**** EXCERPT TO READ
- Born: Emilio Joseph Radocchia September 2, 1932 Hartford, Connecticut, U.S.
- Died: December 13, 2019 (aged 87)
- Genres: Jazz; classical; rock;
- Occupations: Musician; collector;
- Instruments: Vibraphone; percussion;

= Emil Richards =

American vibraphonist and percussionist (1932–2019)

Emil Richards (born Emilio Joseph Radocchia; September 2, 1932 – December 13, 2019) was an American vibraphonist and percussionist.

==Biography==

===Early life===
Richards was born in Hartford, Connecticut to Italian immigrant parents who ran a meat market.

===Musician===
Richards began playing the xylophone aged six. In High School, he performed with the Hartford Symphony Orchestra. He studied with Al Lepak at the Hartt School of Music in Hartford, graduating in 1952. After being drafted, he belonged to an Army band in Japan and played with Toshiko Akiyoshi. He cited Lionel Hampton as his first and biggest influence on vibraphone.
********
DIRECTIONS:
[1] How did Emil Richards end up playing with Toshiko Akiyoshi, according to his biography?
[2] Who taught Richards at the Hartt School of Music, according to the Emil Richards biography?
[3] Pick up the Emil Richards biography after its last sentence and keep writing.
**** DATA RECORDS
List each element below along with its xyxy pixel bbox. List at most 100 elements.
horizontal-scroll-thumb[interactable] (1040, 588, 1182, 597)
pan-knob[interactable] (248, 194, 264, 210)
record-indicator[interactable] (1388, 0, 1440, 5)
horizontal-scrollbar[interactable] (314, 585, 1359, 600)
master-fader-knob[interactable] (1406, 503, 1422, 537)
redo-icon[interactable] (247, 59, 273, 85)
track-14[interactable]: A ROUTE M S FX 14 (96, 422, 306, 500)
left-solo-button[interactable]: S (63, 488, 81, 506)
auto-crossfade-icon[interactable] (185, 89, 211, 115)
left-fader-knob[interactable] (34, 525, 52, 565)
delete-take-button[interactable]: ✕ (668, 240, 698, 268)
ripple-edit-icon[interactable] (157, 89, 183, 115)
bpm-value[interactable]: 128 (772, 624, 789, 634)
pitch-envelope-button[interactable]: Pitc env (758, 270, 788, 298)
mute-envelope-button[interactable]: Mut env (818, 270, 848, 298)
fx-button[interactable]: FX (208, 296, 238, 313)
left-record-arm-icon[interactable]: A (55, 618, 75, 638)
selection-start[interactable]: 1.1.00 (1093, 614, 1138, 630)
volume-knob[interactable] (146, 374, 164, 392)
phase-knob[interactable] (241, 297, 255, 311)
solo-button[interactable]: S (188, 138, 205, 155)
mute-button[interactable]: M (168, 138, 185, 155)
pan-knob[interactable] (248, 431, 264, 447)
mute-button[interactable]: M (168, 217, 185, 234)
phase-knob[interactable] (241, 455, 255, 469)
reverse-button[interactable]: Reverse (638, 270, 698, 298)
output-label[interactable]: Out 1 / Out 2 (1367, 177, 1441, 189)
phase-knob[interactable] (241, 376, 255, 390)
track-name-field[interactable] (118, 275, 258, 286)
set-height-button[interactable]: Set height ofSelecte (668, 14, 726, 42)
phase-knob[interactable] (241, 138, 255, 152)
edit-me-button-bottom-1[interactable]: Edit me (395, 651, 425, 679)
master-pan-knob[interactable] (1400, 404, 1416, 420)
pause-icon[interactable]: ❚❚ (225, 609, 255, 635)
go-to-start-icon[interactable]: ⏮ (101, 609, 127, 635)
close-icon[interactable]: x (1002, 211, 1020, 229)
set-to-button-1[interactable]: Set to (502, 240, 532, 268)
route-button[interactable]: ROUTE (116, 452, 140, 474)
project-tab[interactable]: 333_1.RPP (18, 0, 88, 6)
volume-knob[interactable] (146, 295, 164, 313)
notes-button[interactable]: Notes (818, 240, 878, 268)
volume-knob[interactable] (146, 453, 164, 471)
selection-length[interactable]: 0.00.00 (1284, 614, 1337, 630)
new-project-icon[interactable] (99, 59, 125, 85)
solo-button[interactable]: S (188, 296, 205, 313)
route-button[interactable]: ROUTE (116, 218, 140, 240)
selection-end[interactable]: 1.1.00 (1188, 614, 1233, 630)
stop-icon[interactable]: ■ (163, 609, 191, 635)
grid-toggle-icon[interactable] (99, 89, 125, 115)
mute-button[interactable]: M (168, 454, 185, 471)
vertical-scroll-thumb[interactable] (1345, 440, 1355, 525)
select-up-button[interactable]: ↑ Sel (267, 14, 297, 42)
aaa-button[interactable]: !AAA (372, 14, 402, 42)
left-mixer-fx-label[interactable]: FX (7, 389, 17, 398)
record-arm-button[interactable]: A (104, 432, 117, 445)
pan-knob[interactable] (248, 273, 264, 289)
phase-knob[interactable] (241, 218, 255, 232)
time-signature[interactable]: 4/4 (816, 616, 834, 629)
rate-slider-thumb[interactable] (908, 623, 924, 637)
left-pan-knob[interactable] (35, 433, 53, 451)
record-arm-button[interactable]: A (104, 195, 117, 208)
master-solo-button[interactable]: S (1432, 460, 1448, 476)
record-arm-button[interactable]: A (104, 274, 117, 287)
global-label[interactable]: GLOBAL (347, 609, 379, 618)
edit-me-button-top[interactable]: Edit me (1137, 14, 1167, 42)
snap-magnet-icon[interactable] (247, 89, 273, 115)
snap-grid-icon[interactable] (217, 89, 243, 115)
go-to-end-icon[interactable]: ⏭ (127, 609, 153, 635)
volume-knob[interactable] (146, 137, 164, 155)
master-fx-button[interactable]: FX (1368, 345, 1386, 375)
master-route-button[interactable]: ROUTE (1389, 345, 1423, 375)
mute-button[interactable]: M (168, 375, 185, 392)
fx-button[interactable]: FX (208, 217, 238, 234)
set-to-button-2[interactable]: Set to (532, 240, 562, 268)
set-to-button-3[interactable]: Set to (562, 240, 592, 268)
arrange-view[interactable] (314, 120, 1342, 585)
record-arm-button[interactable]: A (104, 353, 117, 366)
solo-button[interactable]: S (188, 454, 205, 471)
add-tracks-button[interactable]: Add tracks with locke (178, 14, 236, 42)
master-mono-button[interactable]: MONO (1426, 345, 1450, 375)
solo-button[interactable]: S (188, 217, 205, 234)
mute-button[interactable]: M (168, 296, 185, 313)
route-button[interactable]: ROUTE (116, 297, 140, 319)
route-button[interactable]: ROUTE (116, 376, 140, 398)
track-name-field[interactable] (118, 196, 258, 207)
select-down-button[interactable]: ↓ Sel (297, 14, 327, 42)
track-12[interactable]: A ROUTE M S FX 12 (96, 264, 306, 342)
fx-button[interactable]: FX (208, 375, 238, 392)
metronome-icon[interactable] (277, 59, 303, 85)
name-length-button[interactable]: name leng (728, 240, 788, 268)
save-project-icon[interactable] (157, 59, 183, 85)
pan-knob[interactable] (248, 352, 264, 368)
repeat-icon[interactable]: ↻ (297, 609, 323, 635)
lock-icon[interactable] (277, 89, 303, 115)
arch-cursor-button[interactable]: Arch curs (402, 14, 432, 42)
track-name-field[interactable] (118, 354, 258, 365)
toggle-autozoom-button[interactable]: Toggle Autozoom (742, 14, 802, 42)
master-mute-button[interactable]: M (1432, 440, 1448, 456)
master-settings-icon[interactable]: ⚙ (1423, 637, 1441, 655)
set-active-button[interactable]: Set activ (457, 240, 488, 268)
********
RESPONSES PER TASK:
[1] He was drafted and then belonged to an Army band in Japan. During that time he played with Toshiko Akiyoshi.

[2] Al Lepak.

[3]
In 1954, Richards moved to New York City, where he played with Charles Mingus, Ed Shaughnessy, and Ed Thigpen while doing studio recordings for Perry Como, the Ray Charles Singers, and Mitchell Ayres. For about three years, he was a member of a group led by George Shearing, then moved to Los Angeles and worked with Don Ellis and Paul Horn. He led his own band, the Microtonal Blues Band, and spent time with composer and inventor Harry Partch. As a sideman, he accompanied George Harrison on tour and recorded with Frank Sinatra, Frank Zappa, Doris Day, Judy Garland, Nelson Riddle, Steely Dan, and Sarah Vaughan.

Richards worked often as a studio musician for movies and television. His credits include playing bongos on the theme song for the television program Mission: Impossible. Other television work included finger snaps for the Addams Family theme, and xylophone work for the opening theme of The Simpsons. He led a band with Joe Porcaro, and he released a solo album, The Wonderful World of Percussion. His mallet pupils included Morten Grønvad, Stan Levey and Bo Wagner. Richards died on December 13, 2019.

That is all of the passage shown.